» **Provided passage**
┌──

Music / Steampunk
Review: Slamboree, Marble Factory
I used to love the Chinese State Circus when it had a live band – four musicians with about forty strange-looking instruments who played a continuous exotic soundtrack throughout the show. Watching Slamboree (who are indeed a visual spectacle) gave me a flashback to that experience with the difference being that in Slamboree’s remix of things the music is meant to be centre stage and the circus antics come as performance embellishments. Or are they? This was thumping dance music driving post-Steampunk cabaret burlesquery like The Cramps discovering hip-hop at Arcadia via the reanimated shadows of Prodigy and Rage.

Gramski in hip-hoperatic flow
Despite being shrouded in stage smoke it was clear that tonight’s warm-up act Ghetto Funk Allstars was, in fact, one DJ with a laptop and a fondness for old-school drum’n’bass. Having come in from the fancily dressed throng in the daylight outside I was still adjusting to that when he slipped away, the smoke cleared and MC/poet Gramski gave us a short set of hip-hoperatics, lyrics squeezed onto tunes from Mozart and Bizet reflecting that the former’s Figaro may actually have been the godfather of rap.

Kathika Rabbit (and wig)
It was a nicely unexpected bridge towards what would follow as he handed over to Slamboree front woman Kathika Rabbit’s imposing figure, spotlit in leatherette burlesque gear beneath a ginormous Marie Antoinette wig. She was the cue for the circus to begin, with a wall of sound impressively whipped up by producer/guitarist Mike Freear and relentless drummer Charlie Stirzaker, a crew of minimally clad women dancers thronging her and sundry post-apocalyptic male denizens appearing through billowing smoke and a battering of light effects.

└──

» **Work instruction**
Copy the part of the review that opens with the words containing "Kathika Rabbit (and" and closes with "of light effects.", renaming each "wig" as "headdress".

» **Data shown**
┌──

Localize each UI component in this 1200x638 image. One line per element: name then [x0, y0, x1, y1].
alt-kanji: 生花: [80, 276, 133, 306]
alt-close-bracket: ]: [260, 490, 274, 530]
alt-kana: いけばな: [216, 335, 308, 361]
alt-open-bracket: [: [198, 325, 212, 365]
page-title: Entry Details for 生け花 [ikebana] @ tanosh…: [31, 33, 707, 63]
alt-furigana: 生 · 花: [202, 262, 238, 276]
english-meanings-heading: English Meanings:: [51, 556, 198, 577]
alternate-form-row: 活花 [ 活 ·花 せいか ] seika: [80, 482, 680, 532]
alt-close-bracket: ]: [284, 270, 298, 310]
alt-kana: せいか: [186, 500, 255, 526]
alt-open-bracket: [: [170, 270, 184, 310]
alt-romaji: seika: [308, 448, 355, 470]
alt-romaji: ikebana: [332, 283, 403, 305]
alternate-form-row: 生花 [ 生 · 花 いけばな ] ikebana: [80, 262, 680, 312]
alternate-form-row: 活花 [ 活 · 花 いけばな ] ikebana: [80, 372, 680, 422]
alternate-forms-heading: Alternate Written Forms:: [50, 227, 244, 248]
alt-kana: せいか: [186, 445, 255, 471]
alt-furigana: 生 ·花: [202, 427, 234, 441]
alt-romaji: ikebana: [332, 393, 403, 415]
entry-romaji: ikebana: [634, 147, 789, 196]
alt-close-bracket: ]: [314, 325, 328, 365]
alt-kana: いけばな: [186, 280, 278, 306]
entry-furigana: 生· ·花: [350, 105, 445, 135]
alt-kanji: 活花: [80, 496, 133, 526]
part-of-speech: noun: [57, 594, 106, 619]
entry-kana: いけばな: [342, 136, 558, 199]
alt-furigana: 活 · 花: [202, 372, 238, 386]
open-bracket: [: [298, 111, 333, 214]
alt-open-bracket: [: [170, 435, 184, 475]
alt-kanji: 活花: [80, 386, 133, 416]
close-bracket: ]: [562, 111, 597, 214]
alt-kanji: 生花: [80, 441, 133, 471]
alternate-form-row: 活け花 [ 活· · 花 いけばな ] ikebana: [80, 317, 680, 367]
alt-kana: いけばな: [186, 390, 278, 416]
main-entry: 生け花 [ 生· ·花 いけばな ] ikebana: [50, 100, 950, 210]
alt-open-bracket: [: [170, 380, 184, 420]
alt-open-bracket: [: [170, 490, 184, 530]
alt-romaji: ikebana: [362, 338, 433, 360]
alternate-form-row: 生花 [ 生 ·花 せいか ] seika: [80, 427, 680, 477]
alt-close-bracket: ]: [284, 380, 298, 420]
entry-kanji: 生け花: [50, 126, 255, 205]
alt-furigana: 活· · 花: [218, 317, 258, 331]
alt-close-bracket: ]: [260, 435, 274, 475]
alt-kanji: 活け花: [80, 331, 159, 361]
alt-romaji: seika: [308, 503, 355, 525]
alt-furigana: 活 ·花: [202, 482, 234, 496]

└──

» **Result for this exercise**
Kathika Rabbit (and headdress)
It was a nicely unexpected bridge towards what would follow as he handed over to Slamboree front woman Kathika Rabbit’s imposing figure, spotlit in leatherette burlesque gear beneath a ginormous Marie Antoinette headdress. She was the cue for the circus to begin, with a wall of sound impressively whipped up by producer/guitarist Mike Freear and relentless drummer Charlie Stirzaker, a crew of minimally clad women dancers thronging her and sundry post-apocalyptic male denizens appearing through billowing smoke and a battering of light effects.